**Written problem:**
Extract the full set of records that follows, word for word.

*** Supplied material

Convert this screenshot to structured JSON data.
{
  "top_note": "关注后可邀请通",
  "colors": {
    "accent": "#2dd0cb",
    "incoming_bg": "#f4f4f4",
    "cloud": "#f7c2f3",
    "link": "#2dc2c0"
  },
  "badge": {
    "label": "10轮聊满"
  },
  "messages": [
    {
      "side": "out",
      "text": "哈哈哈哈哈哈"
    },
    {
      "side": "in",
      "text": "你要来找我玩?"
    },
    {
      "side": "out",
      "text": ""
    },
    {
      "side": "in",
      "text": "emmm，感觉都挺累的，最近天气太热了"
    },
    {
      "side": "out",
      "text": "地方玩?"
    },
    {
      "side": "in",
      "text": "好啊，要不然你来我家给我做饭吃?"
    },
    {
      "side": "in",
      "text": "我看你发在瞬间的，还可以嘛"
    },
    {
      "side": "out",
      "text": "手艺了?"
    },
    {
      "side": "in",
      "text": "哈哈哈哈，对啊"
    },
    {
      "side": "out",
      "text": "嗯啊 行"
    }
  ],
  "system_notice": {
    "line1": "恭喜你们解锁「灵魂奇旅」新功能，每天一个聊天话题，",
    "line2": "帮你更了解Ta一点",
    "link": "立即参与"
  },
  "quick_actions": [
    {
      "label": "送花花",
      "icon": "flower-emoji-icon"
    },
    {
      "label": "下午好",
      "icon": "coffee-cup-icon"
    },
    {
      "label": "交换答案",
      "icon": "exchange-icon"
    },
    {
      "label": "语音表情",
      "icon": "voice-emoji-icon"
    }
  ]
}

******

**Task solution:**
Convert this screenshot to structured JSON data.
{
  "top_note": "关注后可邀请通",
  "colors": {
    "accent": "#2dd0cb",
    "incoming_bg": "#f4f4f4",
    "cloud": "#f7c2f3",
    "link": "#2dc2c0"
  },
  "badge": {
    "label": "10轮聊满"
  },
  "messages": [
    {
      "side": "out",
      "text": "哈哈哈哈哈哈"
    },
    {
      "side": "in",
      "text": "你要来找我玩?"
    },
    {
      "side": "out",
      "text": ""
    },
    {
      "side": "in",
      "text": "emmm，感觉都挺累的，最近天气太热了"
    },
    {
      "side": "out",
      "text": "地方玩?"
    },
    {
      "side": "in",
      "text": "好啊，要不然你来我家给我做饭吃?"
    },
    {
      "side": "in",
      "text": "我看你发在瞬间的，还可以嘛"
    },
    {
      "side": "out",
      "text": "手艺了?"
    },
    {
      "side": "in",
      "text": "哈哈哈哈，对啊"
    },
    {
      "side": "out",
      "text": "嗯啊 行"
    }
  ],
  "system_notice": {
    "line1": "恭喜你们解锁「灵魂奇旅」新功能，每天一个聊天话题，",
    "line2": "帮你更了解Ta一点",
    "link": "立即参与"
  },
  "quick_actions": [
    {
      "label": "送花花",
      "icon": "flower-emoji-icon"
    },
    {
      "label": "下午好",
      "icon": "coffee-cup-icon"
    },
    {
      "label": "交换答案",
      "icon": "exchange-icon"
    },
    {
      "label": "语音表情",
      "icon": "voice-emoji-icon"
    }
  ]
}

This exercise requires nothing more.